• Data shown

START

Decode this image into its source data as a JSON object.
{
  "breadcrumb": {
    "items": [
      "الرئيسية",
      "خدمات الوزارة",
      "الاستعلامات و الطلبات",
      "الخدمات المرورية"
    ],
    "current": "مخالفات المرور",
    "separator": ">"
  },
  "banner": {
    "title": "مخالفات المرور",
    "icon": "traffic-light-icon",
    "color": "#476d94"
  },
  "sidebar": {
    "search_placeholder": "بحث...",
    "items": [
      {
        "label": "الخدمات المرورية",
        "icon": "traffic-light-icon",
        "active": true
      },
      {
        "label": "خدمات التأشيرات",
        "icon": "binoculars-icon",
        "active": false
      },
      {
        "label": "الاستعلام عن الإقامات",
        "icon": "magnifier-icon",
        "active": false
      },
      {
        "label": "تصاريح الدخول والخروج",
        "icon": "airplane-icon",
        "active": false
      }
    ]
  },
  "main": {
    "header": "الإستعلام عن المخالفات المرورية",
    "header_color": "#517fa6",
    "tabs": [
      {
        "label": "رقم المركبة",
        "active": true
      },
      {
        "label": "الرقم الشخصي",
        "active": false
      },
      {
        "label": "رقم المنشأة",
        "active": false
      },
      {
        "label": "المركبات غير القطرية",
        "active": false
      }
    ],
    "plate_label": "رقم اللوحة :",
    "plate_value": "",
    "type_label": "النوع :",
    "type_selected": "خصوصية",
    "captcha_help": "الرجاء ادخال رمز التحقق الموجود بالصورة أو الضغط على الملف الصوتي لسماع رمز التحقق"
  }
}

END

• Set exercise
Every entry should be printed again exactly as it stands.

• Full response
Decode this image into its source data as a JSON object.
{
  "breadcrumb": {
    "items": [
      "الرئيسية",
      "خدمات الوزارة",
      "الاستعلامات و الطلبات",
      "الخدمات المرورية"
    ],
    "current": "مخالفات المرور",
    "separator": ">"
  },
  "banner": {
    "title": "مخالفات المرور",
    "icon": "traffic-light-icon",
    "color": "#476d94"
  },
  "sidebar": {
    "search_placeholder": "بحث...",
    "items": [
      {
        "label": "الخدمات المرورية",
        "icon": "traffic-light-icon",
        "active": true
      },
      {
        "label": "خدمات التأشيرات",
        "icon": "binoculars-icon",
        "active": false
      },
      {
        "label": "الاستعلام عن الإقامات",
        "icon": "magnifier-icon",
        "active": false
      },
      {
        "label": "تصاريح الدخول والخروج",
        "icon": "airplane-icon",
        "active": false
      }
    ]
  },
  "main": {
    "header": "الإستعلام عن المخالفات المرورية",
    "header_color": "#517fa6",
    "tabs": [
      {
        "label": "رقم المركبة",
        "active": true
      },
      {
        "label": "الرقم الشخصي",
        "active": false
      },
      {
        "label": "رقم المنشأة",
        "active": false
      },
      {
        "label": "المركبات غير القطرية",
        "active": false
      }
    ],
    "plate_label": "رقم اللوحة :",
    "plate_value": "",
    "type_label": "النوع :",
    "type_selected": "خصوصية",
    "captcha_help": "الرجاء ادخال رمز التحقق الموجود بالصورة أو الضغط على الملف الصوتي لسماع رمز التحقق"
  }
}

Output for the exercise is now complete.